[Extracts from a graphics dataset]
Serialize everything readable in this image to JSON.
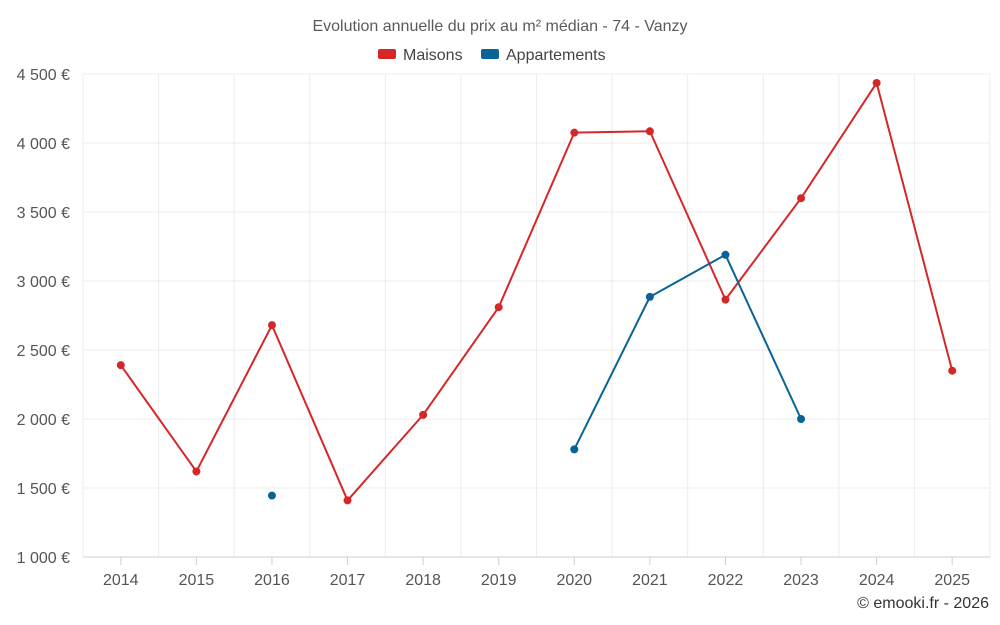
{
  "chart_data": {
    "type": "line",
    "title": "Evolution annuelle du prix au m² médian - 74 - Vanzy",
    "categories": [
      "2014",
      "2015",
      "2016",
      "2017",
      "2018",
      "2019",
      "2020",
      "2021",
      "2022",
      "2023",
      "2024",
      "2025"
    ],
    "y_ticks": [
      1000,
      1500,
      2000,
      2500,
      3000,
      3500,
      4000,
      4500
    ],
    "y_tick_labels": [
      "1 000 €",
      "1 500 €",
      "2 000 €",
      "2 500 €",
      "3 000 €",
      "3 500 €",
      "4 000 €",
      "4 500 €"
    ],
    "ylim": [
      1000,
      4500
    ],
    "legend_position": "top-center",
    "grid": true,
    "series": [
      {
        "name": "Maisons",
        "color": "#d62728",
        "values": [
          2390,
          1620,
          2680,
          1410,
          2030,
          2810,
          4075,
          4085,
          2865,
          3600,
          4435,
          2350
        ]
      },
      {
        "name": "Appartements",
        "color": "#0a6396",
        "values": [
          null,
          null,
          1445,
          null,
          null,
          null,
          1780,
          2885,
          3190,
          2000,
          null,
          null
        ]
      }
    ],
    "credit": "© emooki.fr - 2026"
  }
}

## What this task involves
Copy the material exactly. Do not include the pictures.

## Final result
Serialize everything readable in this image to JSON.
{
  "chart_data": {
    "type": "line",
    "title": "Evolution annuelle du prix au m² médian - 74 - Vanzy",
    "categories": [
      "2014",
      "2015",
      "2016",
      "2017",
      "2018",
      "2019",
      "2020",
      "2021",
      "2022",
      "2023",
      "2024",
      "2025"
    ],
    "y_ticks": [
      1000,
      1500,
      2000,
      2500,
      3000,
      3500,
      4000,
      4500
    ],
    "y_tick_labels": [
      "1 000 €",
      "1 500 €",
      "2 000 €",
      "2 500 €",
      "3 000 €",
      "3 500 €",
      "4 000 €",
      "4 500 €"
    ],
    "ylim": [
      1000,
      4500
    ],
    "legend_position": "top-center",
    "grid": true,
    "series": [
      {
        "name": "Maisons",
        "color": "#d62728",
        "values": [
          2390,
          1620,
          2680,
          1410,
          2030,
          2810,
          4075,
          4085,
          2865,
          3600,
          4435,
          2350
        ]
      },
      {
        "name": "Appartements",
        "color": "#0a6396",
        "values": [
          null,
          null,
          1445,
          null,
          null,
          null,
          1780,
          2885,
          3190,
          2000,
          null,
          null
        ]
      }
    ],
    "credit": "© emooki.fr - 2026"
  }
}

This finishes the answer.